◆ 所给材料
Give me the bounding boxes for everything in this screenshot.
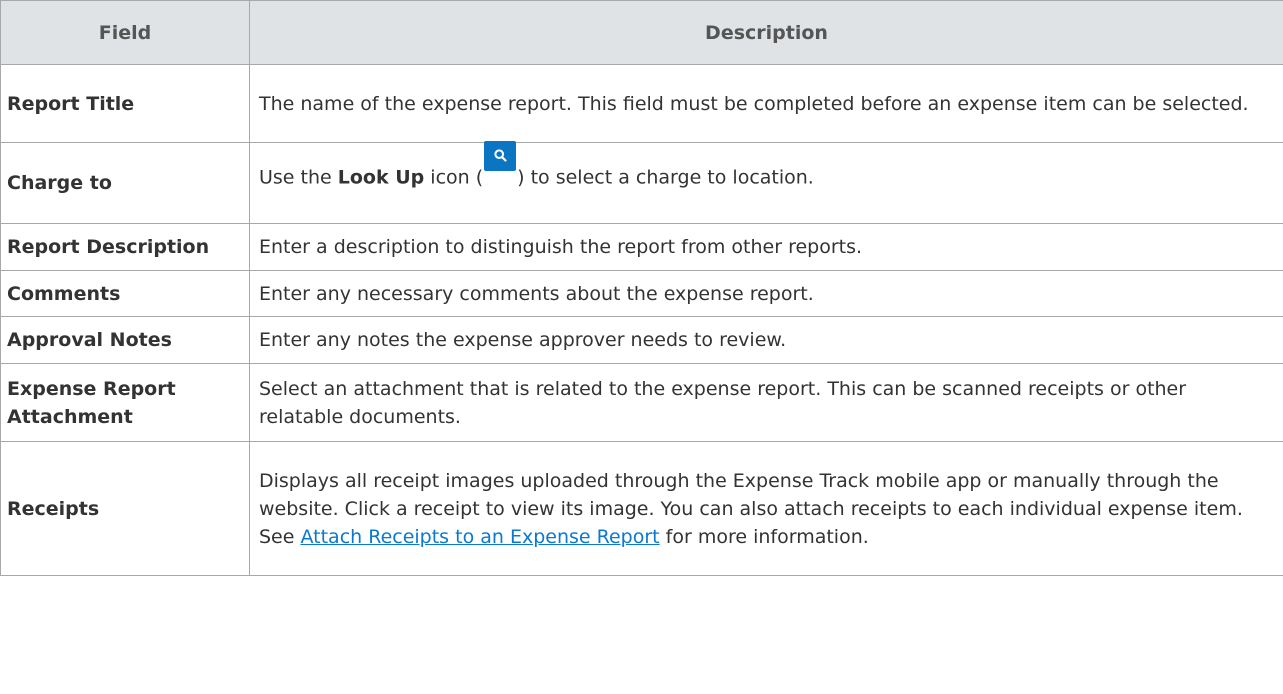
table-row: Charge to Use the Look Up icon ( ) to sel…: [0, 141, 1283, 224]
field-name-receipts: Receipts: [0, 441, 250, 576]
description-receipts: Displays all receipt images uploaded thr…: [249, 441, 1283, 576]
field-name-approval-notes: Approval Notes: [0, 316, 250, 364]
table-row: Comments Enter any necessary comments ab…: [0, 270, 1283, 317]
attach-receipts-link[interactable]: Attach Receipts to an Expense Report: [300, 526, 659, 548]
table-row: Approval Notes Enter any notes the expen…: [0, 316, 1283, 364]
field-name-report-description: Report Description: [0, 223, 250, 271]
field-name-charge-to: Charge to: [0, 142, 250, 224]
table-row: Expense Report Attachment Select an atta…: [0, 363, 1283, 442]
description-column-header: Description: [249, 0, 1283, 65]
field-name-expense-report-attachment: Expense Report Attachment: [0, 363, 250, 442]
receipts-text-after: for more information.: [659, 525, 869, 548]
table-row: Receipts Displays all receipt images upl…: [0, 441, 1283, 576]
search-icon: [484, 141, 517, 171]
description-comments: Enter any necessary comments about the e…: [249, 270, 1283, 317]
description-report-title: The name of the expense report. This fie…: [249, 64, 1283, 143]
table-row: Report Title The name of the expense rep…: [0, 64, 1283, 143]
charge-to-text-after: ) to select a charge to location.: [517, 166, 814, 189]
field-column-header: Field: [0, 0, 250, 65]
field-name-report-title: Report Title: [0, 64, 250, 143]
look-up-label: Look Up: [337, 166, 425, 189]
field-name-comments: Comments: [0, 270, 250, 317]
charge-to-text-mid: icon (: [424, 166, 484, 189]
header-row: Field Description: [0, 0, 1283, 65]
field-description-table: Field Description Report Title The name …: [0, 0, 1283, 576]
description-expense-report-attachment: Select an attachment that is related to …: [249, 363, 1283, 442]
description-approval-notes: Enter any notes the expense approver nee…: [249, 316, 1283, 364]
description-report-description: Enter a description to distinguish the r…: [249, 223, 1283, 271]
description-charge-to: Use the Look Up icon ( ) to select a char…: [249, 141, 1283, 224]
table-row: Report Description Enter a description t…: [0, 223, 1283, 271]
charge-to-text-before: Use the: [259, 166, 338, 189]
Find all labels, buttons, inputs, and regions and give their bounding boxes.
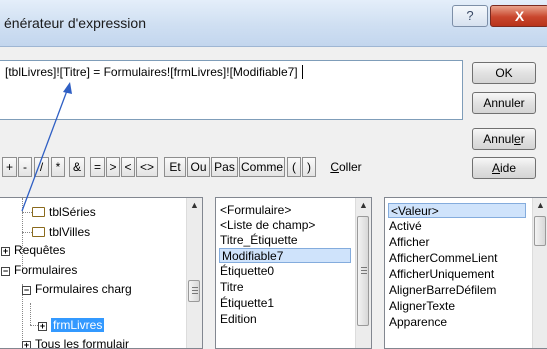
annotation-arrow bbox=[21, 82, 72, 212]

◆ 任务要求
请把上面全部材料逐行改写为 JSON 字符串列表，每行对应一个字符串，空行不计，答案中不要包含图片。

◆ 完成结果
[
  "Give me the bounding boxes for everything in this screenshot.",
  "table-row: Charge to Use the Look Up icon ( ) to sel…: [0, 141, 1283, 224]",
  "field-name-receipts: Receipts: [0, 441, 250, 576]",
  "description-receipts: Displays all receipt images uploaded thr…: [249, 441, 1283, 576]",
  "field-name-approval-notes: Approval Notes: [0, 316, 250, 364]",
  "table-row: Comments Enter any necessary comments ab…: [0, 270, 1283, 317]",
  "attach-receipts-link[interactable]: Attach Receipts to an Expense Report: [300, 526, 659, 548]",
  "table-row: Approval Notes Enter any notes the expen…: [0, 316, 1283, 364]",
  "field-name-report-description: Report Description: [0, 223, 250, 271]",
  "field-name-charge-to: Charge to: [0, 142, 250, 224]",
  "table-row: Expense Report Attachment Select an atta…: [0, 363, 1283, 442]",
  "description-column-header: Description: [249, 0, 1283, 65]",
  "field-name-expense-report-attachment: Expense Report Attachment: [0, 363, 250, 442]",
  "receipts-text-after: for more information.: [659, 525, 869, 548]",
  "table-row: Receipts Displays all receipt images upl…: [0, 441, 1283, 576]",
  "search-icon: [484, 141, 517, 171]",
  "description-comments: Enter any necessary comments about the e…: [249, 270, 1283, 317]",
  "description-report-title: The name of the expense report. This fie…: [249, 64, 1283, 143]",
  "table-row: Report Title The name of the expense rep…: [0, 64, 1283, 143]",
  "charge-to-text-after: ) to select a charge to location.: [517, 166, 814, 189]",
  "field-column-header: Field: [0, 0, 250, 65]",
  "field-name-report-title: Report Title: [0, 64, 250, 143]",
  "look-up-label: Look Up: [337, 166, 425, 189]",
  "field-name-comments: Comments: [0, 270, 250, 317]",
  "charge-to-text-mid: icon (: [424, 166, 484, 189]",
  "header-row: Field Description: [0, 0, 1283, 65]",
  "field-description-table: Field Description Report Title The name …: [0, 0, 1283, 576]",
  "description-expense-report-attachment: Select an attachment that is related to …: [249, 363, 1283, 442]",
  "description-approval-notes: Enter any notes the expense approver nee…: [249, 316, 1283, 364]",
  "description-report-description: Enter a description to distinguish the r…: [249, 223, 1283, 271]",
  "description-charge-to: Use the Look Up icon ( ) to select a char…: [249, 141, 1283, 224]",
  "table-row: Report Description Enter a description t…: [0, 223, 1283, 271]",
  "charge-to-text-before: Use the: [259, 166, 338, 189]",
  "Find all labels, buttons, inputs, and regions and give their bounding boxes.",
  "annotation-arrow bbox=[21, 82, 72, 212]"
]